_WHAT TO PRODUCE:_
Exact reproduction of the data is required, with images excluded.

(Data entries for graphics)
** START **
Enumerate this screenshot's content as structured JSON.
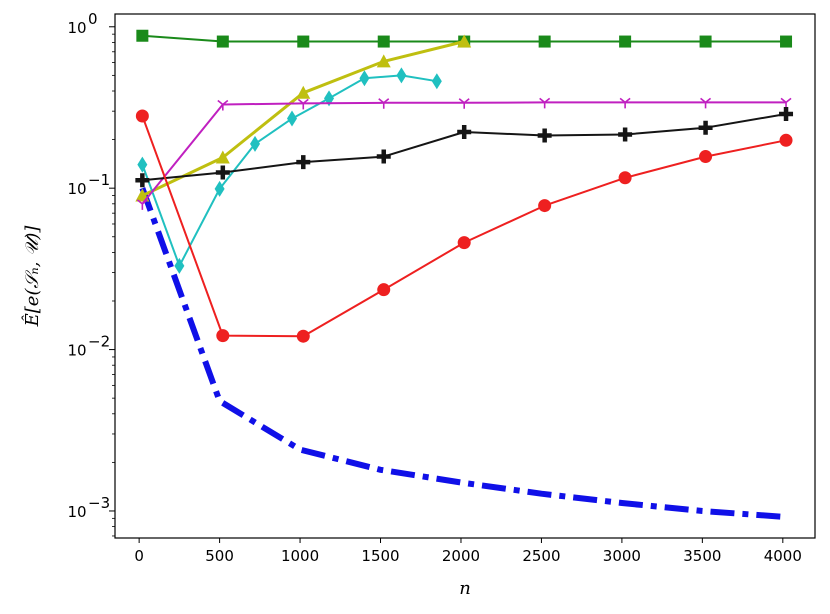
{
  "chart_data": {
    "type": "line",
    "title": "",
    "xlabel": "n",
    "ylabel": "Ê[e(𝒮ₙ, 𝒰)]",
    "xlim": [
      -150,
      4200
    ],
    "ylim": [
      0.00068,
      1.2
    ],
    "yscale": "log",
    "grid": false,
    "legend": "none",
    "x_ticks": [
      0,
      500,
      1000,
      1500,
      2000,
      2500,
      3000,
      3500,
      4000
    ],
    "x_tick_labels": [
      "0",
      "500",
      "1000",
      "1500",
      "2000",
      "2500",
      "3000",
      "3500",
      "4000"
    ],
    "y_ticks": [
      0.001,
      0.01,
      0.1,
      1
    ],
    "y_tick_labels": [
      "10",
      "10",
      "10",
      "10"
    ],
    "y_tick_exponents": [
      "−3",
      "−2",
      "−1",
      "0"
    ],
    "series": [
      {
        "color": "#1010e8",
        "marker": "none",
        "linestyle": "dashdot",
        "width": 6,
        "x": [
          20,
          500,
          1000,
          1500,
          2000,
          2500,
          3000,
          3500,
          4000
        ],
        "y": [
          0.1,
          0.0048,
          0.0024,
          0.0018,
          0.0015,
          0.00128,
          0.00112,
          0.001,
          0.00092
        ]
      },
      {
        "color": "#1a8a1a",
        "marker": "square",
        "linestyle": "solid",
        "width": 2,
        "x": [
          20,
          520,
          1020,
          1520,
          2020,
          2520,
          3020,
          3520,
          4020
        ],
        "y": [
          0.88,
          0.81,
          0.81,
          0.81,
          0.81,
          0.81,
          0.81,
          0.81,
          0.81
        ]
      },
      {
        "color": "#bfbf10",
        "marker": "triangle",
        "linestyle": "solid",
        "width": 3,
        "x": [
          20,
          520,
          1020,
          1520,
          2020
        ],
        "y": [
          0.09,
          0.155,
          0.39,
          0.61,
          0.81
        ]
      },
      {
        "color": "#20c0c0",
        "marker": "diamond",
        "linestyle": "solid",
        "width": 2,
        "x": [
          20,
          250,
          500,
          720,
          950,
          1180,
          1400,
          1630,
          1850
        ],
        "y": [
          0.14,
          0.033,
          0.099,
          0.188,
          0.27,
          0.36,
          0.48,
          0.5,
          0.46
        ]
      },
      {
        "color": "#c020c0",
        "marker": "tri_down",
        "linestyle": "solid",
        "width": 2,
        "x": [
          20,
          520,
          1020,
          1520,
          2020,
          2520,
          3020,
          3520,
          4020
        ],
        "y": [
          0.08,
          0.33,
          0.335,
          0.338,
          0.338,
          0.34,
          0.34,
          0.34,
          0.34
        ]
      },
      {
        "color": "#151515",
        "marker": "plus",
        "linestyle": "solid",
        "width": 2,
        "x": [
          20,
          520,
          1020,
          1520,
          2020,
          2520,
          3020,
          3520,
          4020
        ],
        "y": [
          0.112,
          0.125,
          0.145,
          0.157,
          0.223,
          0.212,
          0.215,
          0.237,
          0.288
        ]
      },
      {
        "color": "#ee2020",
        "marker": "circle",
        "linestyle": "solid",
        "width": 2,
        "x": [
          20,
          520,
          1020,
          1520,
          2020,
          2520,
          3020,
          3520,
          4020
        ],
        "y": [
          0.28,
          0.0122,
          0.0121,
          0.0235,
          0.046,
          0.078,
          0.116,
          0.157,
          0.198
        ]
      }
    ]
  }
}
** END **
_WORKED SOLUTION:_
Enumerate this screenshot's content as structured JSON.
{
  "chart_data": {
    "type": "line",
    "title": "",
    "xlabel": "n",
    "ylabel": "Ê[e(𝒮ₙ, 𝒰)]",
    "xlim": [
      -150,
      4200
    ],
    "ylim": [
      0.00068,
      1.2
    ],
    "yscale": "log",
    "grid": false,
    "legend": "none",
    "x_ticks": [
      0,
      500,
      1000,
      1500,
      2000,
      2500,
      3000,
      3500,
      4000
    ],
    "x_tick_labels": [
      "0",
      "500",
      "1000",
      "1500",
      "2000",
      "2500",
      "3000",
      "3500",
      "4000"
    ],
    "y_ticks": [
      0.001,
      0.01,
      0.1,
      1
    ],
    "y_tick_labels": [
      "10",
      "10",
      "10",
      "10"
    ],
    "y_tick_exponents": [
      "−3",
      "−2",
      "−1",
      "0"
    ],
    "series": [
      {
        "color": "#1010e8",
        "marker": "none",
        "linestyle": "dashdot",
        "width": 6,
        "x": [
          20,
          500,
          1000,
          1500,
          2000,
          2500,
          3000,
          3500,
          4000
        ],
        "y": [
          0.1,
          0.0048,
          0.0024,
          0.0018,
          0.0015,
          0.00128,
          0.00112,
          0.001,
          0.00092
        ]
      },
      {
        "color": "#1a8a1a",
        "marker": "square",
        "linestyle": "solid",
        "width": 2,
        "x": [
          20,
          520,
          1020,
          1520,
          2020,
          2520,
          3020,
          3520,
          4020
        ],
        "y": [
          0.88,
          0.81,
          0.81,
          0.81,
          0.81,
          0.81,
          0.81,
          0.81,
          0.81
        ]
      },
      {
        "color": "#bfbf10",
        "marker": "triangle",
        "linestyle": "solid",
        "width": 3,
        "x": [
          20,
          520,
          1020,
          1520,
          2020
        ],
        "y": [
          0.09,
          0.155,
          0.39,
          0.61,
          0.81
        ]
      },
      {
        "color": "#20c0c0",
        "marker": "diamond",
        "linestyle": "solid",
        "width": 2,
        "x": [
          20,
          250,
          500,
          720,
          950,
          1180,
          1400,
          1630,
          1850
        ],
        "y": [
          0.14,
          0.033,
          0.099,
          0.188,
          0.27,
          0.36,
          0.48,
          0.5,
          0.46
        ]
      },
      {
        "color": "#c020c0",
        "marker": "tri_down",
        "linestyle": "solid",
        "width": 2,
        "x": [
          20,
          520,
          1020,
          1520,
          2020,
          2520,
          3020,
          3520,
          4020
        ],
        "y": [
          0.08,
          0.33,
          0.335,
          0.338,
          0.338,
          0.34,
          0.34,
          0.34,
          0.34
        ]
      },
      {
        "color": "#151515",
        "marker": "plus",
        "linestyle": "solid",
        "width": 2,
        "x": [
          20,
          520,
          1020,
          1520,
          2020,
          2520,
          3020,
          3520,
          4020
        ],
        "y": [
          0.112,
          0.125,
          0.145,
          0.157,
          0.223,
          0.212,
          0.215,
          0.237,
          0.288
        ]
      },
      {
        "color": "#ee2020",
        "marker": "circle",
        "linestyle": "solid",
        "width": 2,
        "x": [
          20,
          520,
          1020,
          1520,
          2020,
          2520,
          3020,
          3520,
          4020
        ],
        "y": [
          0.28,
          0.0122,
          0.0121,
          0.0235,
          0.046,
          0.078,
          0.116,
          0.157,
          0.198
        ]
      }
    ]
  }
}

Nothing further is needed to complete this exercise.